Stored entries:

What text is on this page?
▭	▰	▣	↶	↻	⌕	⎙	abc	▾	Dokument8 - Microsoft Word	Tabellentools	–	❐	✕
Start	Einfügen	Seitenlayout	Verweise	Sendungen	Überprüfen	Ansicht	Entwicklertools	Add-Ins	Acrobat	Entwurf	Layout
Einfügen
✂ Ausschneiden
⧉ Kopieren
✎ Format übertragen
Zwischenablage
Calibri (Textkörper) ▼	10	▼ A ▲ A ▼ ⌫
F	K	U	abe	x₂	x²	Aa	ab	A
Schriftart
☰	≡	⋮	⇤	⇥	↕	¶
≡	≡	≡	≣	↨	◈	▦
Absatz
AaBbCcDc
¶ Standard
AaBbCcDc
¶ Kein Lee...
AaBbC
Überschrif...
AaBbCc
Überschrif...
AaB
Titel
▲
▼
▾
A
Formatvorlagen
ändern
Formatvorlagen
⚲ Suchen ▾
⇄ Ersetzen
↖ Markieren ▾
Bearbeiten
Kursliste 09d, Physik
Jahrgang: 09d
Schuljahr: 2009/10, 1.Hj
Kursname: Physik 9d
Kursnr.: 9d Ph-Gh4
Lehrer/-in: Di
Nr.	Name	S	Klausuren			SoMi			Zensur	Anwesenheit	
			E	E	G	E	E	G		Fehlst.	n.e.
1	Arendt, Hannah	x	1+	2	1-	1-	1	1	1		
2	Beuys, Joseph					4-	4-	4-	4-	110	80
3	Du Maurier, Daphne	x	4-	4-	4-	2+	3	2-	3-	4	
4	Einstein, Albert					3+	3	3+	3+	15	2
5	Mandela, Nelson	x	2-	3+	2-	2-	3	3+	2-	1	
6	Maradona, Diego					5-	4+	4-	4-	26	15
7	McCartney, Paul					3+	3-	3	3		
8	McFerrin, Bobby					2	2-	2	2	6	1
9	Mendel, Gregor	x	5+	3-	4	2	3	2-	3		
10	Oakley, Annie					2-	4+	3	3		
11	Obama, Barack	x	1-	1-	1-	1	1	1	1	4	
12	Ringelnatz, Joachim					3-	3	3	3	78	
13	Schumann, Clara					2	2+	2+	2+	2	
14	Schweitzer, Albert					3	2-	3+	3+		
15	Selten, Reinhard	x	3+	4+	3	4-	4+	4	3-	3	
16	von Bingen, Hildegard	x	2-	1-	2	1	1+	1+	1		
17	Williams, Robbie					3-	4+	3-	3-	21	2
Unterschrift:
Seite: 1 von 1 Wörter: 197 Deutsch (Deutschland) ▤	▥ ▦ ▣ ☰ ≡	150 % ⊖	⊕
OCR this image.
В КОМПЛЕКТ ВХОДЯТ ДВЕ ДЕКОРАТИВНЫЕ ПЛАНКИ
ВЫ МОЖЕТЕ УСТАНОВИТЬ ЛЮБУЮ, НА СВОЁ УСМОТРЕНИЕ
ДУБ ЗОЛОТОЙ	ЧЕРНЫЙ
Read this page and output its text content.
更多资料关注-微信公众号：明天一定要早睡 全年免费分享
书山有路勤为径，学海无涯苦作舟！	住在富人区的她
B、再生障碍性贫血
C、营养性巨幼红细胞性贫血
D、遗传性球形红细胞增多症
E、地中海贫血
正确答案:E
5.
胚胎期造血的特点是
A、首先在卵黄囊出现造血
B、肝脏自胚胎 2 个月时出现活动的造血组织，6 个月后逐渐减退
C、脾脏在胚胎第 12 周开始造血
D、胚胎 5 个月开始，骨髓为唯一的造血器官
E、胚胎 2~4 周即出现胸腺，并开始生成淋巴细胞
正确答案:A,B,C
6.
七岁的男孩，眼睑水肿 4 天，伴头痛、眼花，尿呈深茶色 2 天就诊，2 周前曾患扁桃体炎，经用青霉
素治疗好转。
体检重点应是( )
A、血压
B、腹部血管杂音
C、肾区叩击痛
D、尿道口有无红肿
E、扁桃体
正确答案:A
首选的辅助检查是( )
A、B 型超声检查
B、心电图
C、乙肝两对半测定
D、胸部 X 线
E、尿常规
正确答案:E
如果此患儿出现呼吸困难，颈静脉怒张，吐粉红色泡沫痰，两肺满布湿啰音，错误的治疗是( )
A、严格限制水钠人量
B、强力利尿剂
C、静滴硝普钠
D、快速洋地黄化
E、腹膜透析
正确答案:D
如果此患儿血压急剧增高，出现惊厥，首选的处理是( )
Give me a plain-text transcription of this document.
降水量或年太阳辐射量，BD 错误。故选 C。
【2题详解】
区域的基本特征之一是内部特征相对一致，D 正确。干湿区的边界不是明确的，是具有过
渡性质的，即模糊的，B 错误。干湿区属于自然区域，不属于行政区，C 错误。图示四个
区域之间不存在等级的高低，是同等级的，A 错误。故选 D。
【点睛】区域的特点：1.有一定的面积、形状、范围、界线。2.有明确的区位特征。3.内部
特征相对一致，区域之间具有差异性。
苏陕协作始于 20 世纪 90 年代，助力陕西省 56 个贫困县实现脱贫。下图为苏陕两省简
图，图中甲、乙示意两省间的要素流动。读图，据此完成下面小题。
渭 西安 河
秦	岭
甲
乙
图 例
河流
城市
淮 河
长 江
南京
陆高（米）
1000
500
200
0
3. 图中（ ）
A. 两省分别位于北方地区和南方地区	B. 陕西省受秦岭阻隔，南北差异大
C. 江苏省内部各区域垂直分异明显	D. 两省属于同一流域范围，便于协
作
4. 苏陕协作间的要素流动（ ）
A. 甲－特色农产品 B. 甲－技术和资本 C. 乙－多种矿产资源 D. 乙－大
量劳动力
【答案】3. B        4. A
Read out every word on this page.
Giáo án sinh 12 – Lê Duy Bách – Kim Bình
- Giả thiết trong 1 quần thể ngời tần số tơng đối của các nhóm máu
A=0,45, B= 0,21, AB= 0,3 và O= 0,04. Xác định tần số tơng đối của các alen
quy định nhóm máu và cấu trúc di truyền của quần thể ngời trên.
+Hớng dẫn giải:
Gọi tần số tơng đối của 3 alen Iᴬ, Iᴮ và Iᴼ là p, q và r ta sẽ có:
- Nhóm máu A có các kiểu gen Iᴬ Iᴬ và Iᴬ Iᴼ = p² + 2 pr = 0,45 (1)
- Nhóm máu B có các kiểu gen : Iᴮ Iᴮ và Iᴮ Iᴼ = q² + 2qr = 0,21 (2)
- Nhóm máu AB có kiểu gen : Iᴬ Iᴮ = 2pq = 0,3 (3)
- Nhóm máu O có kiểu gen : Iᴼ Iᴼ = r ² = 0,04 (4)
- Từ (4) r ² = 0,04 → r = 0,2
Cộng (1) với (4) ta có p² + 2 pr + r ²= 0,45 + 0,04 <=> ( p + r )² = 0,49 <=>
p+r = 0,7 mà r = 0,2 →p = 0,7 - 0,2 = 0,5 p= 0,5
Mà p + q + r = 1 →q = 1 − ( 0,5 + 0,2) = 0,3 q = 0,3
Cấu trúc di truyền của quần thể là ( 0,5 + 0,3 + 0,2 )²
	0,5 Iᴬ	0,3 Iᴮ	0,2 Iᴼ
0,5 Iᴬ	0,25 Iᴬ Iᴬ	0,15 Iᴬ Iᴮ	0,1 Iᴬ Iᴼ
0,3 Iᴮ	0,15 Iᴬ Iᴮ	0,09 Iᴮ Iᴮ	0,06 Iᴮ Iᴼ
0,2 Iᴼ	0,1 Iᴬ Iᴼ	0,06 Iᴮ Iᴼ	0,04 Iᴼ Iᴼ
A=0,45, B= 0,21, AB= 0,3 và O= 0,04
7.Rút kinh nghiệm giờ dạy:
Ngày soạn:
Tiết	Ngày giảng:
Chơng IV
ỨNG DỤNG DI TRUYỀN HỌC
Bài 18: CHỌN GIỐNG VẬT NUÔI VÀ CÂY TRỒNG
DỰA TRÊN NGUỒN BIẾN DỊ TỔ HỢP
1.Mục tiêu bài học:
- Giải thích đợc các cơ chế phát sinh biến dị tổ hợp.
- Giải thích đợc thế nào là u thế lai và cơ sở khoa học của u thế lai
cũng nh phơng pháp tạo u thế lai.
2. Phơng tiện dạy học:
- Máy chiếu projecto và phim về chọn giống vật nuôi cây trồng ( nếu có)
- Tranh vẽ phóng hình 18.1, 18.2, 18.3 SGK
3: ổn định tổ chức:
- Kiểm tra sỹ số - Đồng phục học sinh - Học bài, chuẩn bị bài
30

Task goal
Your answer should be only a number: how many lines of the data above contain the string "this"?

Answer to the exercise
5